● INSTRUCTION:
Every line that holds the string "JSON" is to be identified and copied.
※
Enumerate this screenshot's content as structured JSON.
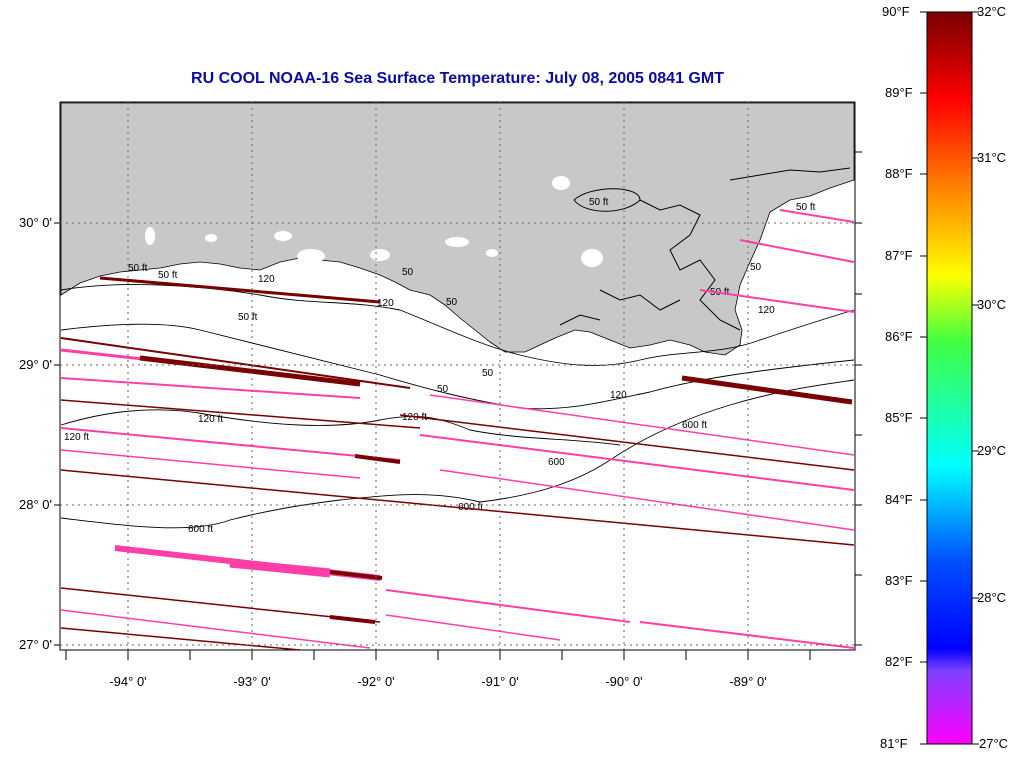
{
  "title": "RU COOL  NOAA-16  Sea Surface Temperature:  July 08, 2005 0841 GMT",
  "map": {
    "lon_ticks": [
      "-94° 0'",
      "-93° 0'",
      "-92° 0'",
      "-91° 0'",
      "-90° 0'",
      "-89° 0'"
    ],
    "lat_ticks": [
      "30° 0'",
      "29° 0'",
      "28° 0'",
      "27° 0'"
    ],
    "land_color": "#c8c8c8",
    "no_data_color": "#ffffff",
    "contour_labels": [
      {
        "text": "50 ft",
        "id": "c1"
      },
      {
        "text": "50 ft",
        "id": "c2"
      },
      {
        "text": "120",
        "id": "c3"
      },
      {
        "text": "120",
        "id": "c4"
      },
      {
        "text": "50 ft",
        "id": "c5"
      },
      {
        "text": "50",
        "id": "c6"
      },
      {
        "text": "50",
        "id": "c7"
      },
      {
        "text": "50 ft",
        "id": "c8"
      },
      {
        "text": "50",
        "id": "c9"
      },
      {
        "text": "120 ft",
        "id": "c10"
      },
      {
        "text": "120 ft",
        "id": "c11"
      },
      {
        "text": "120 ft",
        "id": "c12"
      },
      {
        "text": "50",
        "id": "c13"
      },
      {
        "text": "120",
        "id": "c14"
      },
      {
        "text": "600 ft",
        "id": "c15"
      },
      {
        "text": "600 ft",
        "id": "c16"
      },
      {
        "text": "600 ft",
        "id": "c17"
      },
      {
        "text": "600",
        "id": "c18"
      },
      {
        "text": "50 ft",
        "id": "c19"
      },
      {
        "text": "50",
        "id": "c20"
      },
      {
        "text": "120",
        "id": "c21"
      },
      {
        "text": "50 ft",
        "id": "c22"
      }
    ]
  },
  "colorbar": {
    "f_labels": [
      "90°F",
      "89°F",
      "88°F",
      "87°F",
      "86°F",
      "85°F",
      "84°F",
      "83°F",
      "82°F",
      "81°F"
    ],
    "c_labels": [
      "32°C",
      "31°C",
      "30°C",
      "29°C",
      "28°C",
      "27°C"
    ],
    "colors": [
      "#7a0000",
      "#ff0000",
      "#ff8c00",
      "#ffff00",
      "#40ff40",
      "#00ffff",
      "#0050ff",
      "#0000ff",
      "#8040ff",
      "#ff00ff"
    ]
  }
}
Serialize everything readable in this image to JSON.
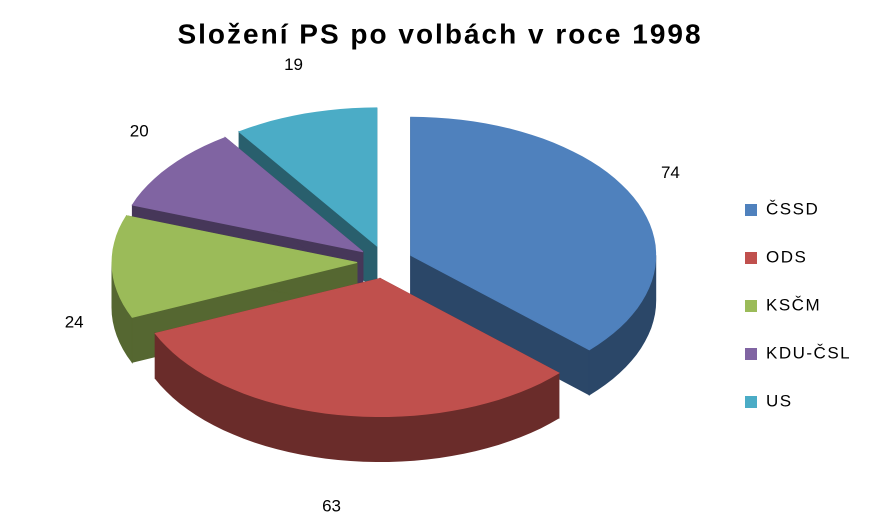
{
  "chart_data": {
    "type": "pie3d",
    "title": "Složení PS po volbách v roce 1998",
    "categories": [
      "ČSSD",
      "ODS",
      "KSČM",
      "KDU-ČSL",
      "US"
    ],
    "values": [
      74,
      63,
      24,
      20,
      19
    ],
    "colors": [
      "#4f81bd",
      "#c0504d",
      "#9bbb59",
      "#8064a2",
      "#4bacc6"
    ],
    "legend": "right"
  }
}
※
● PROBLEM SOLUTION:
Enumerate this screenshot's content as structured JSON.
Serialize everything readable in this image to JSON.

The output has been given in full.